### The exercise
Copy each line of the entries that contains the word "name".

-- start of Recorded data --

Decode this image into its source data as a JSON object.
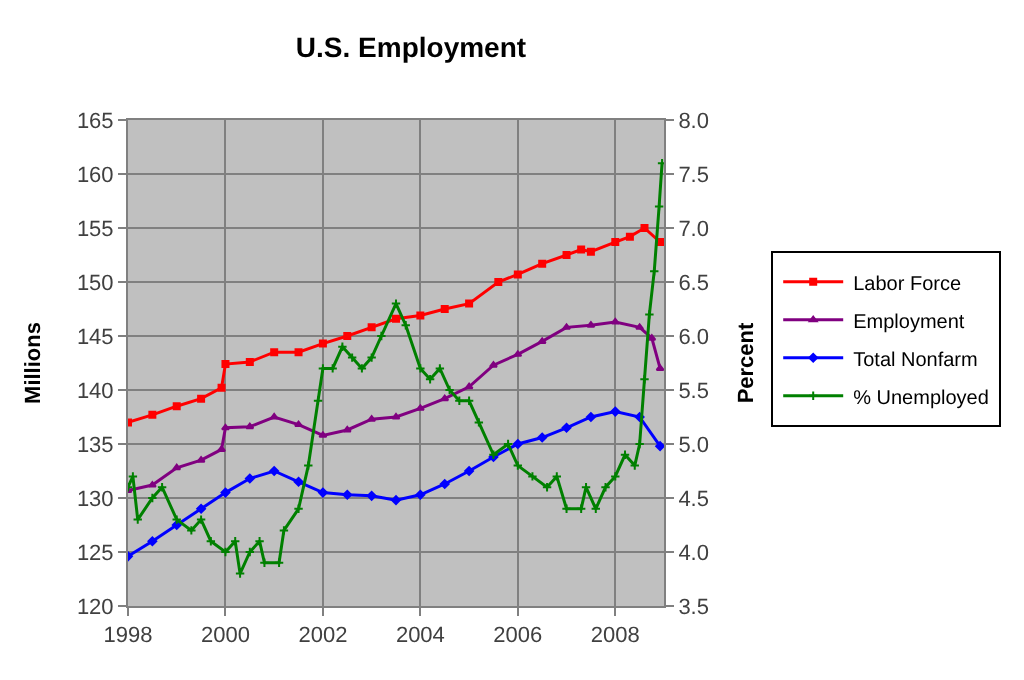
{
  "chart_data": {
    "type": "line",
    "title": "U.S. Employment",
    "ylabel": "Millions",
    "y2label": "Percent",
    "xlim": [
      1998,
      2009
    ],
    "xticks": [
      1998,
      2000,
      2002,
      2004,
      2006,
      2008
    ],
    "ylim": [
      120,
      165
    ],
    "yticks": [
      120,
      125,
      130,
      135,
      140,
      145,
      150,
      155,
      160,
      165
    ],
    "y2lim": [
      3.5,
      8.0
    ],
    "y2ticks": [
      {
        "value": 3.5,
        "label": "3.5"
      },
      {
        "value": 4,
        "label": "4.0"
      },
      {
        "value": 4.5,
        "label": "4.5"
      },
      {
        "value": 5,
        "label": "5.0"
      },
      {
        "value": 5.5,
        "label": "5.5"
      },
      {
        "value": 6,
        "label": "6.0"
      },
      {
        "value": 6.5,
        "label": "6.5"
      },
      {
        "value": 7,
        "label": "7.0"
      },
      {
        "value": 7.5,
        "label": "7.5"
      },
      {
        "value": 8,
        "label": "8.0"
      }
    ],
    "grid": true,
    "legend": "right",
    "line_style": "solid",
    "series": [
      {
        "name": "Labor Force",
        "color": "#ff0000",
        "marker": "square",
        "x": [
          1998,
          1998.5,
          1999,
          1999.5,
          1999.92,
          2000,
          2000.5,
          2001,
          2001.5,
          2002,
          2002.5,
          2003,
          2003.5,
          2004,
          2004.5,
          2005,
          2005.6,
          2006,
          2006.5,
          2007,
          2007.3,
          2007.5,
          2008,
          2008.3,
          2008.6,
          2008.92
        ],
        "values": [
          137,
          137.7,
          138.5,
          139.2,
          140.2,
          142.4,
          142.6,
          143.5,
          143.5,
          144.3,
          145,
          145.8,
          146.6,
          146.9,
          147.5,
          148,
          150,
          150.7,
          151.7,
          152.5,
          153,
          152.8,
          153.7,
          154.2,
          155,
          153.7
        ]
      },
      {
        "name": "Employment",
        "color": "#800080",
        "marker": "triangle",
        "x": [
          1998,
          1998.5,
          1999,
          1999.5,
          1999.92,
          2000,
          2000.5,
          2001,
          2001.5,
          2002,
          2002.5,
          2003,
          2003.5,
          2004,
          2004.5,
          2005,
          2005.5,
          2006,
          2006.5,
          2007,
          2007.5,
          2008,
          2008.5,
          2008.75,
          2008.92
        ],
        "values": [
          130.7,
          131.2,
          132.8,
          133.5,
          134.5,
          136.5,
          136.6,
          137.5,
          136.8,
          135.8,
          136.3,
          137.3,
          137.5,
          138.3,
          139.2,
          140.3,
          142.3,
          143.3,
          144.5,
          145.8,
          146,
          146.3,
          145.8,
          144.8,
          142
        ]
      },
      {
        "name": "Total Nonfarm",
        "color": "#0000ff",
        "marker": "diamond",
        "x": [
          1998,
          1998.5,
          1999,
          1999.5,
          2000,
          2000.5,
          2001,
          2001.5,
          2002,
          2002.5,
          2003,
          2003.5,
          2004,
          2004.5,
          2005,
          2005.5,
          2006,
          2006.5,
          2007,
          2007.5,
          2008,
          2008.5,
          2008.92
        ],
        "values": [
          124.6,
          126,
          127.5,
          129,
          130.5,
          131.8,
          132.5,
          131.5,
          130.5,
          130.3,
          130.2,
          129.8,
          130.3,
          131.3,
          132.5,
          133.8,
          135,
          135.6,
          136.5,
          137.5,
          138,
          137.5,
          134.8
        ]
      },
      {
        "name": "% Unemployed",
        "color": "#008000",
        "marker": "cross",
        "axis": "y2",
        "x": [
          1998,
          1998.1,
          1998.2,
          1998.5,
          1998.7,
          1999,
          1999.3,
          1999.5,
          1999.7,
          2000,
          2000.2,
          2000.3,
          2000.5,
          2000.7,
          2000.8,
          2001.1,
          2001.2,
          2001.5,
          2001.7,
          2001.9,
          2002,
          2002.2,
          2002.4,
          2002.6,
          2002.8,
          2003,
          2003.2,
          2003.5,
          2003.7,
          2004,
          2004.2,
          2004.4,
          2004.6,
          2004.8,
          2005,
          2005.2,
          2005.5,
          2005.8,
          2006,
          2006.3,
          2006.6,
          2006.8,
          2007,
          2007.3,
          2007.4,
          2007.6,
          2007.8,
          2008,
          2008.2,
          2008.4,
          2008.5,
          2008.6,
          2008.7,
          2008.8,
          2008.9,
          2008.96
        ],
        "values": [
          4.6,
          4.7,
          4.3,
          4.5,
          4.6,
          4.3,
          4.2,
          4.3,
          4.1,
          4.0,
          4.1,
          3.8,
          4.0,
          4.1,
          3.9,
          3.9,
          4.2,
          4.4,
          4.8,
          5.4,
          5.7,
          5.7,
          5.9,
          5.8,
          5.7,
          5.8,
          6.0,
          6.3,
          6.1,
          5.7,
          5.6,
          5.7,
          5.5,
          5.4,
          5.4,
          5.2,
          4.9,
          5.0,
          4.8,
          4.7,
          4.6,
          4.7,
          4.4,
          4.4,
          4.6,
          4.4,
          4.6,
          4.7,
          4.9,
          4.8,
          5.0,
          5.6,
          6.2,
          6.6,
          7.2,
          7.6
        ]
      }
    ]
  }
}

-- end of Recorded data --

### Solution to this exercise
        "name": "Labor Force",
        "name": "Employment",
        "name": "Total Nonfarm",
        "name": "% Unemployed",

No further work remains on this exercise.